## What is being asked
Copy out all lines in the data below containing the string "INSTITUTE".

[Stored records]
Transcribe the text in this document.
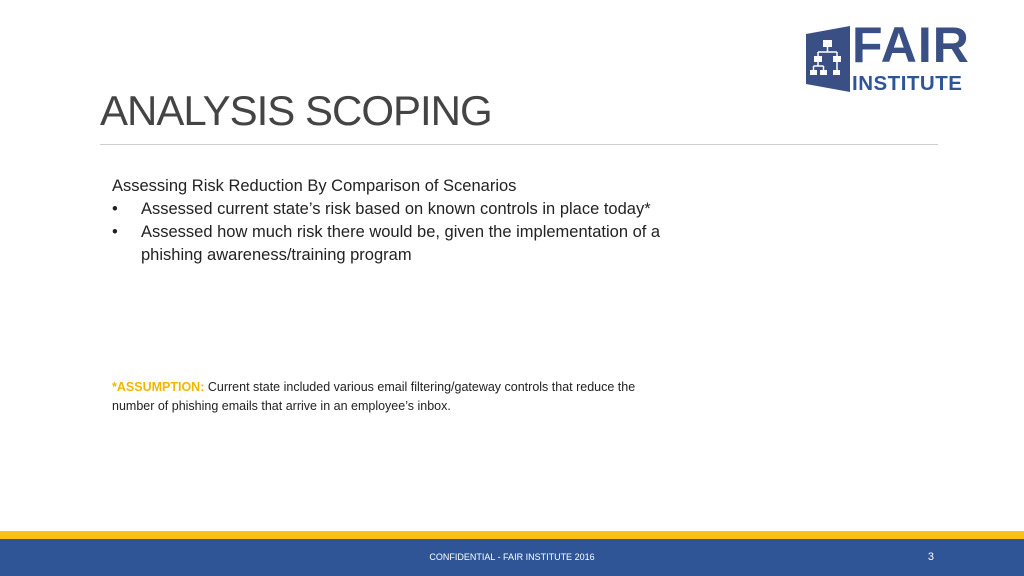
FAIR
INSTITUTE
ANALYSIS SCOPING

Assessing Risk Reduction By Comparison of Scenarios

• Assessed current state’s risk based on known controls in place today*
• Assessed how much risk there would be, given the implementation of a phishing awareness/training program
*ASSUMPTION: Current state included various email filtering/gateway controls that reduce the number of phishing emails that arrive in an employee’s inbox.
CONFIDENTIAL - FAIR INSTITUTE 2016	3
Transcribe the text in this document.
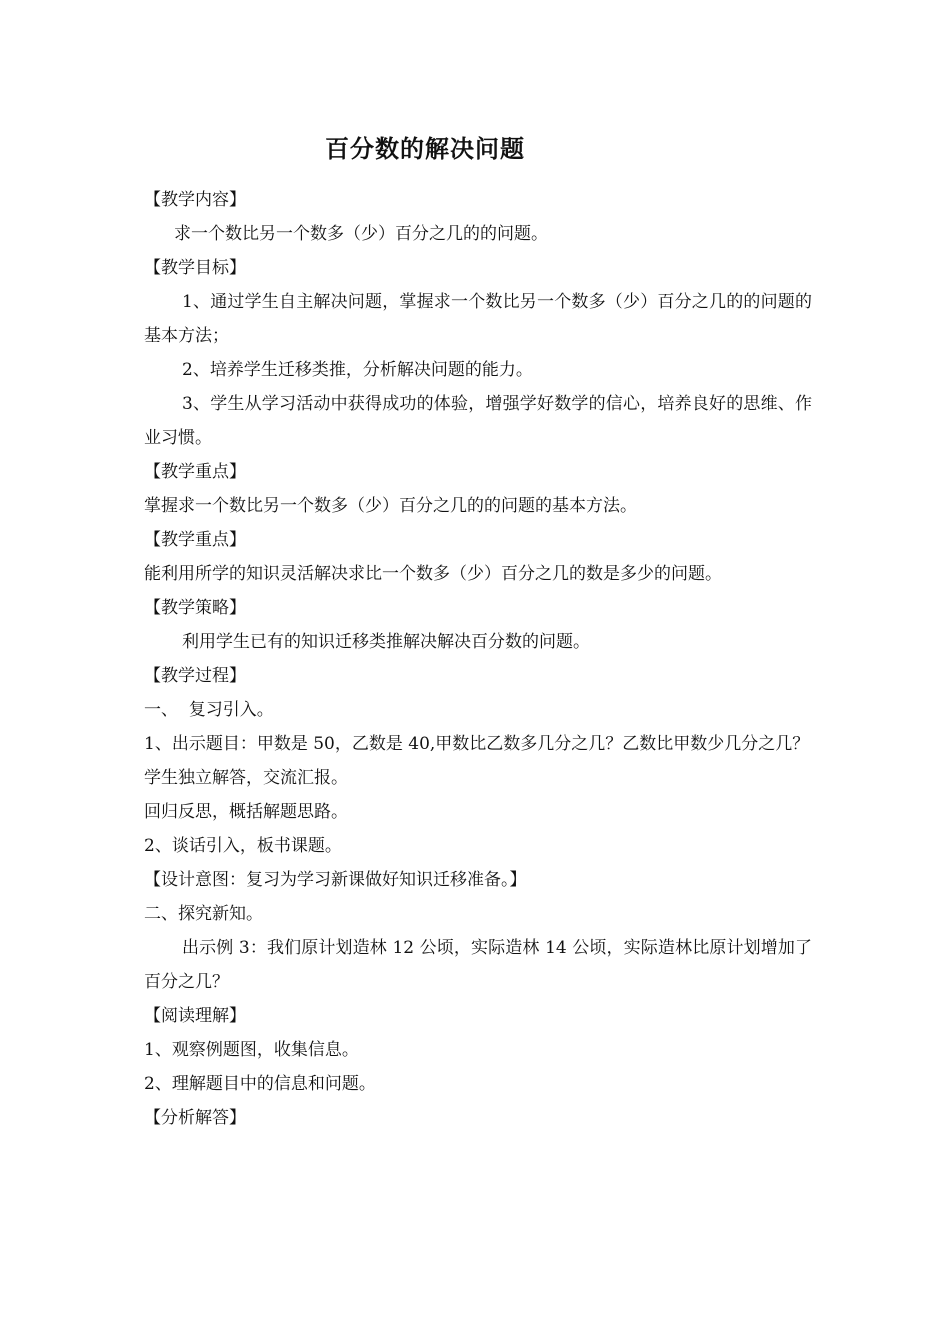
百分数的解决问题
【教学内容】
求一个数比另一个数多（少）百分之几的的问题。
【教学目标】
1、通过学生自主解决问题，掌握求一个数比另一个数多（少）百分之几的的问题的基本方法；
2、培养学生迁移类推，分析解决问题的能力。
3、学生从学习活动中获得成功的体验，增强学好数学的信心，培养良好的思维、作业习惯。
【教学重点】
掌握求一个数比另一个数多（少）百分之几的的问题的基本方法。
【教学重点】
能利用所学的知识灵活解决求比一个数多（少）百分之几的数是多少的问题。
【教学策略】
利用学生已有的知识迁移类推解决解决百分数的问题。
【教学过程】
一、  复习引入。
1、出示题目：甲数是 50，乙数是 40,甲数比乙数多几分之几？乙数比甲数少几分之几？
学生独立解答，交流汇报。
回归反思，概括解题思路。
2、谈话引入，板书课题。
【设计意图：复习为学习新课做好知识迁移准备。】
二、探究新知。
出示例 3：我们原计划造林 12 公顷，实际造林 14 公顷，实际造林比原计划增加了百分之几？
【阅读理解】
1、观察例题图，收集信息。
2、理解题目中的信息和问题。
【分析解答】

## Written answer
INSTITUTE
CONFIDENTIAL - FAIR INSTITUTE 2016	3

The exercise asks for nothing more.